--- begin SUPPLIED ENTRIES ---
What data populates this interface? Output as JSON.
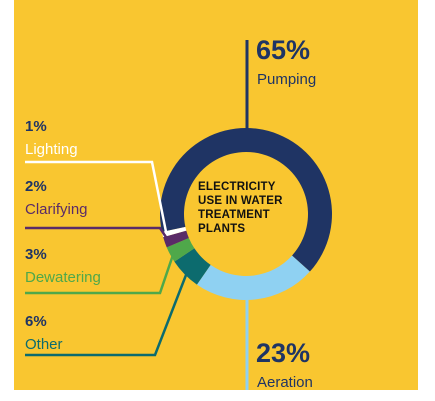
{
  "chart_data": {
    "type": "donut",
    "title": "ELECTRICITY USE IN WATER TREATMENT PLANTS",
    "categories": [
      "Pumping",
      "Aeration",
      "Other",
      "Dewatering",
      "Clarifying",
      "Lighting"
    ],
    "values": [
      65,
      23,
      6,
      3,
      2,
      1
    ],
    "value_labels": [
      "65%",
      "23%",
      "6%",
      "3%",
      "2%",
      "1%"
    ],
    "colors": [
      "#1f3464",
      "#8fd1f2",
      "#0c6b6e",
      "#4fa84a",
      "#5a2b68",
      "#ffffff"
    ]
  }
}
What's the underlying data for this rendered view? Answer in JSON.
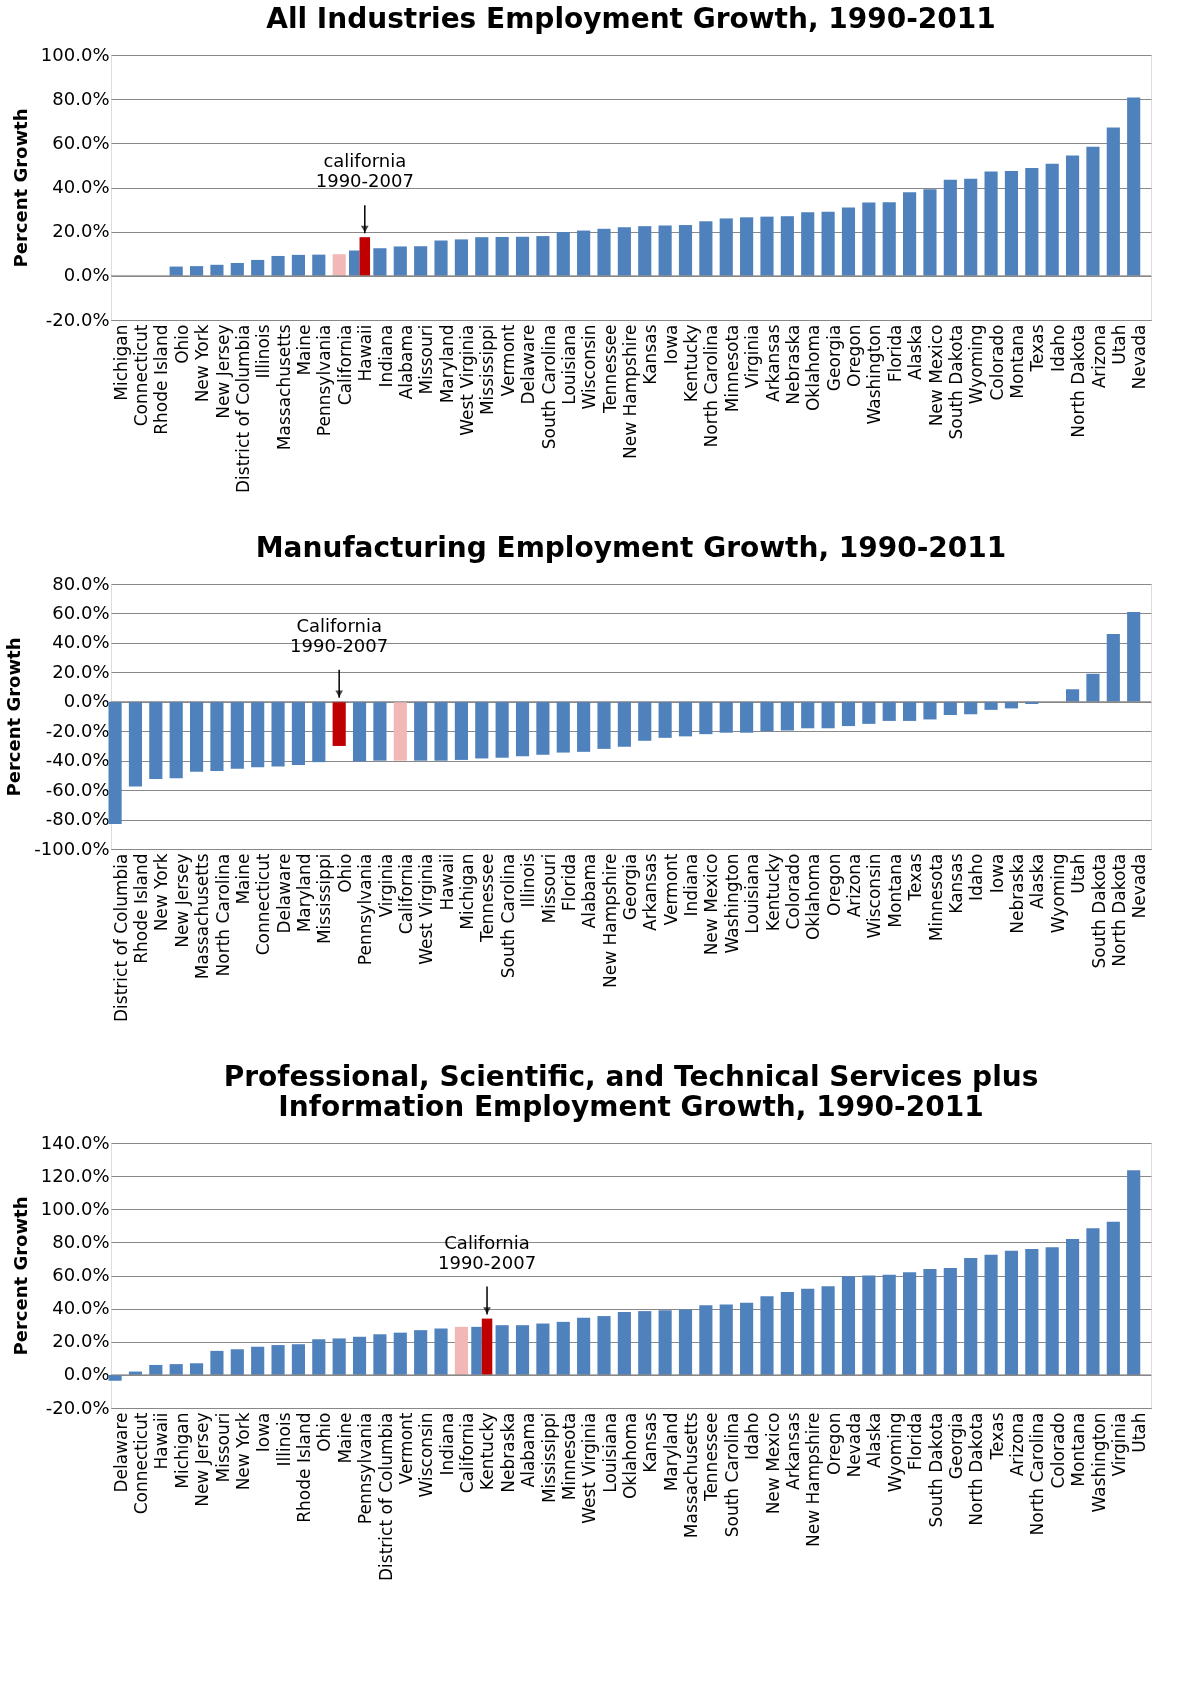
{
  "chart_data": [
    {
      "type": "bar",
      "title": "All Industries Employment Growth, 1990-2011",
      "ylabel": "Percent Growth",
      "categories": [
        "Michigan",
        "Connecticut",
        "Rhode Island",
        "Ohio",
        "New York",
        "New Jersey",
        "District of Columbia",
        "Illinois",
        "Massachusetts",
        "Maine",
        "Pennsylvania",
        "California",
        "Hawaii",
        "Indiana",
        "Alabama",
        "Missouri",
        "Maryland",
        "West Virginia",
        "Mississippi",
        "Vermont",
        "Delaware",
        "South Carolina",
        "Louisiana",
        "Wisconsin",
        "Tennessee",
        "New Hampshire",
        "Kansas",
        "Iowa",
        "Kentucky",
        "North Carolina",
        "Minnesota",
        "Virginia",
        "Arkansas",
        "Nebraska",
        "Oklahoma",
        "Georgia",
        "Oregon",
        "Washington",
        "Florida",
        "Alaska",
        "New Mexico",
        "South Dakota",
        "Wyoming",
        "Colorado",
        "Montana",
        "Texas",
        "Idaho",
        "North Dakota",
        "Arizona",
        "Utah",
        "Nevada"
      ],
      "series": [
        {
          "values": [
            0,
            0,
            0,
            4.2,
            4.4,
            5,
            5.8,
            7.2,
            9,
            9.5,
            9.6,
            9.8,
            11.5,
            12.5,
            13.3,
            13.4,
            16,
            16.5,
            17.5,
            17.6,
            17.7,
            18,
            19.8,
            20.5,
            21.3,
            22,
            22.5,
            22.8,
            23,
            24.7,
            26,
            26.5,
            26.8,
            27,
            28.8,
            29,
            31,
            33.2,
            33.3,
            37.8,
            39.2,
            43.5,
            44,
            47.2,
            47.5,
            48.8,
            50.8,
            54.5,
            58.5,
            67.2,
            80.8
          ],
          "colors": [
            "#4f81bd",
            "#4f81bd",
            "#4f81bd",
            "#4f81bd",
            "#4f81bd",
            "#4f81bd",
            "#4f81bd",
            "#4f81bd",
            "#4f81bd",
            "#4f81bd",
            "#4f81bd",
            "#f2b8b8",
            "#4f81bd",
            "#4f81bd",
            "#4f81bd",
            "#4f81bd",
            "#4f81bd",
            "#4f81bd",
            "#4f81bd",
            "#4f81bd",
            "#4f81bd",
            "#4f81bd",
            "#4f81bd",
            "#4f81bd",
            "#4f81bd",
            "#4f81bd",
            "#4f81bd",
            "#4f81bd",
            "#4f81bd",
            "#4f81bd",
            "#4f81bd",
            "#4f81bd",
            "#4f81bd",
            "#4f81bd",
            "#4f81bd",
            "#4f81bd",
            "#4f81bd",
            "#4f81bd",
            "#4f81bd",
            "#4f81bd",
            "#4f81bd",
            "#4f81bd",
            "#4f81bd",
            "#4f81bd",
            "#4f81bd",
            "#4f81bd",
            "#4f81bd",
            "#4f81bd",
            "#4f81bd",
            "#4f81bd",
            "#4f81bd"
          ]
        },
        {
          "color": "#c00000",
          "values": [
            null,
            null,
            null,
            null,
            null,
            null,
            null,
            null,
            null,
            null,
            null,
            null,
            17.5,
            null,
            null,
            null,
            null,
            null,
            null,
            null,
            null,
            null,
            null,
            null,
            null,
            null,
            null,
            null,
            null,
            null,
            null,
            null,
            null,
            null,
            null,
            null,
            null,
            null,
            null,
            null,
            null,
            null,
            null,
            null,
            null,
            null,
            null,
            null,
            null,
            null,
            null
          ]
        }
      ],
      "ylim": [
        -20,
        100
      ],
      "yticks": [
        {
          "value": -20,
          "label": "-20.0%"
        },
        {
          "value": 0,
          "label": "0.0%"
        },
        {
          "value": 20,
          "label": "20.0%"
        },
        {
          "value": 40,
          "label": "40.0%"
        },
        {
          "value": 60,
          "label": "60.0%"
        },
        {
          "value": 80,
          "label": "80.0%"
        },
        {
          "value": 100,
          "label": "100.0%"
        }
      ],
      "grid": "y",
      "annotations": [
        {
          "text": "california 1990-2007",
          "x": "Hawaii",
          "y": 17.5
        }
      ]
    },
    {
      "type": "bar",
      "title": "Manufacturing Employment Growth, 1990-2011",
      "ylabel": "Percent Growth",
      "categories": [
        "District of Columbia",
        "Rhode Island",
        "New York",
        "New Jersey",
        "Massachusetts",
        "North Carolina",
        "Maine",
        "Connecticut",
        "Delaware",
        "Maryland",
        "Mississippi",
        "Ohio",
        "Pennsylvania",
        "Virginia",
        "California",
        "West Virginia",
        "Hawaii",
        "Michigan",
        "Tennessee",
        "South Carolina",
        "Illinois",
        "Missouri",
        "Florida",
        "Alabama",
        "New Hampshire",
        "Georgia",
        "Arkansas",
        "Vermont",
        "Indiana",
        "New Mexico",
        "Washington",
        "Louisiana",
        "Kentucky",
        "Colorado",
        "Oklahoma",
        "Oregon",
        "Arizona",
        "Wisconsin",
        "Montana",
        "Texas",
        "Minnesota",
        "Kansas",
        "Idaho",
        "Iowa",
        "Nebraska",
        "Alaska",
        "Wyoming",
        "Utah",
        "South Dakota",
        "North Dakota",
        "Nevada"
      ],
      "series": [
        {
          "values": [
            -83,
            -57.5,
            -52.5,
            -52,
            -47.5,
            -47,
            -45.5,
            -44.5,
            -44,
            -43,
            -41,
            null,
            -40.5,
            -40,
            -40,
            -40,
            -40,
            -39.5,
            -38.5,
            -38,
            -37,
            -36,
            -34.5,
            -34,
            -32,
            -30.5,
            -26.5,
            -24.5,
            -23.5,
            -22,
            -21,
            -21,
            -20,
            -19.5,
            -18,
            -18,
            -16.5,
            -15,
            -13,
            -13,
            -12,
            -9,
            -8.5,
            -5.5,
            -4.5,
            -1.5,
            0,
            8.5,
            19,
            46,
            61
          ],
          "colors": [
            "#4f81bd",
            "#4f81bd",
            "#4f81bd",
            "#4f81bd",
            "#4f81bd",
            "#4f81bd",
            "#4f81bd",
            "#4f81bd",
            "#4f81bd",
            "#4f81bd",
            "#4f81bd",
            "#4f81bd",
            "#4f81bd",
            "#4f81bd",
            "#f2b8b8",
            "#4f81bd",
            "#4f81bd",
            "#4f81bd",
            "#4f81bd",
            "#4f81bd",
            "#4f81bd",
            "#4f81bd",
            "#4f81bd",
            "#4f81bd",
            "#4f81bd",
            "#4f81bd",
            "#4f81bd",
            "#4f81bd",
            "#4f81bd",
            "#4f81bd",
            "#4f81bd",
            "#4f81bd",
            "#4f81bd",
            "#4f81bd",
            "#4f81bd",
            "#4f81bd",
            "#4f81bd",
            "#4f81bd",
            "#4f81bd",
            "#4f81bd",
            "#4f81bd",
            "#4f81bd",
            "#4f81bd",
            "#4f81bd",
            "#4f81bd",
            "#4f81bd",
            "#4f81bd",
            "#4f81bd",
            "#4f81bd",
            "#4f81bd",
            "#4f81bd"
          ]
        },
        {
          "color": "#c00000",
          "values": [
            null,
            null,
            null,
            null,
            null,
            null,
            null,
            null,
            null,
            null,
            null,
            -30,
            null,
            null,
            null,
            null,
            null,
            null,
            null,
            null,
            null,
            null,
            null,
            null,
            null,
            null,
            null,
            null,
            null,
            null,
            null,
            null,
            null,
            null,
            null,
            null,
            null,
            null,
            null,
            null,
            null,
            null,
            null,
            null,
            null,
            null,
            null,
            null,
            null,
            null,
            null
          ]
        }
      ],
      "ylim": [
        -100,
        80
      ],
      "yticks": [
        {
          "value": -100,
          "label": "-100.0%"
        },
        {
          "value": -80,
          "label": "-80.0%"
        },
        {
          "value": -60,
          "label": "-60.0%"
        },
        {
          "value": -40,
          "label": "-40.0%"
        },
        {
          "value": -20,
          "label": "-20.0%"
        },
        {
          "value": 0,
          "label": "0.0%"
        },
        {
          "value": 20,
          "label": "20.0%"
        },
        {
          "value": 40,
          "label": "40.0%"
        },
        {
          "value": 60,
          "label": "60.0%"
        },
        {
          "value": 80,
          "label": "80.0%"
        }
      ],
      "grid": "y",
      "annotations": [
        {
          "text": "California 1990-2007",
          "x": "Ohio",
          "y": 0
        }
      ]
    },
    {
      "type": "bar",
      "title": "Professional, Scientific, and Technical Services plus Information Employment Growth, 1990-2011",
      "ylabel": "Percent Growth",
      "categories": [
        "Delaware",
        "Connecticut",
        "Hawaii",
        "Michigan",
        "New Jersey",
        "Missouri",
        "New York",
        "Iowa",
        "Illinois",
        "Rhode Island",
        "Ohio",
        "Maine",
        "Pennsylvania",
        "District of Columbia",
        "Vermont",
        "Wisconsin",
        "Indiana",
        "California",
        "Kentucky",
        "Nebraska",
        "Alabama",
        "Mississippi",
        "Minnesota",
        "West Virginia",
        "Louisiana",
        "Oklahoma",
        "Kansas",
        "Maryland",
        "Massachusetts",
        "Tennessee",
        "South Carolina",
        "Idaho",
        "New Mexico",
        "Arkansas",
        "New Hampshire",
        "Oregon",
        "Nevada",
        "Alaska",
        "Wyoming",
        "Florida",
        "South Dakota",
        "Georgia",
        "North Dakota",
        "Texas",
        "Arizona",
        "North Carolina",
        "Colorado",
        "Montana",
        "Washington",
        "Virginia",
        "Utah"
      ],
      "series": [
        {
          "values": [
            -3.5,
            2,
            6,
            6.5,
            7,
            14.5,
            15.5,
            17,
            18,
            18.5,
            21.5,
            22,
            23,
            24.5,
            25.5,
            27,
            28,
            29,
            29,
            30,
            30,
            31,
            32,
            34.5,
            35.5,
            38,
            38.5,
            39,
            39.5,
            42,
            42.5,
            43.5,
            47.5,
            50,
            52,
            53.5,
            59.5,
            60,
            60.5,
            62,
            64,
            64.5,
            70.5,
            72.5,
            75,
            76,
            77,
            82,
            88.5,
            92.5,
            123.5
          ],
          "colors": [
            "#4f81bd",
            "#4f81bd",
            "#4f81bd",
            "#4f81bd",
            "#4f81bd",
            "#4f81bd",
            "#4f81bd",
            "#4f81bd",
            "#4f81bd",
            "#4f81bd",
            "#4f81bd",
            "#4f81bd",
            "#4f81bd",
            "#4f81bd",
            "#4f81bd",
            "#4f81bd",
            "#4f81bd",
            "#f2b8b8",
            "#4f81bd",
            "#4f81bd",
            "#4f81bd",
            "#4f81bd",
            "#4f81bd",
            "#4f81bd",
            "#4f81bd",
            "#4f81bd",
            "#4f81bd",
            "#4f81bd",
            "#4f81bd",
            "#4f81bd",
            "#4f81bd",
            "#4f81bd",
            "#4f81bd",
            "#4f81bd",
            "#4f81bd",
            "#4f81bd",
            "#4f81bd",
            "#4f81bd",
            "#4f81bd",
            "#4f81bd",
            "#4f81bd",
            "#4f81bd",
            "#4f81bd",
            "#4f81bd",
            "#4f81bd",
            "#4f81bd",
            "#4f81bd",
            "#4f81bd",
            "#4f81bd",
            "#4f81bd",
            "#4f81bd"
          ]
        },
        {
          "color": "#c00000",
          "values": [
            null,
            null,
            null,
            null,
            null,
            null,
            null,
            null,
            null,
            null,
            null,
            null,
            null,
            null,
            null,
            null,
            null,
            null,
            34,
            null,
            null,
            null,
            null,
            null,
            null,
            null,
            null,
            null,
            null,
            null,
            null,
            null,
            null,
            null,
            null,
            null,
            null,
            null,
            null,
            null,
            null,
            null,
            null,
            null,
            null,
            null,
            null,
            null,
            null,
            null,
            null
          ]
        }
      ],
      "ylim": [
        -20,
        140
      ],
      "yticks": [
        {
          "value": -20,
          "label": "-20.0%"
        },
        {
          "value": 0,
          "label": "0.0%"
        },
        {
          "value": 20,
          "label": "20.0%"
        },
        {
          "value": 40,
          "label": "40.0%"
        },
        {
          "value": 60,
          "label": "60.0%"
        },
        {
          "value": 80,
          "label": "80.0%"
        },
        {
          "value": 100,
          "label": "100.0%"
        },
        {
          "value": 120,
          "label": "120.0%"
        },
        {
          "value": 140,
          "label": "140.0%"
        }
      ],
      "grid": "y",
      "annotations": [
        {
          "text": "California 1990-2007",
          "x": "Kentucky",
          "y": 34
        }
      ]
    }
  ]
}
--- end SUPPLIED ENTRIES ---
Pull out every line in the data above that has the word "this".

What data populates this interface? Output as JSON.
What's the underlying data for this rendered view? Answer in JSON.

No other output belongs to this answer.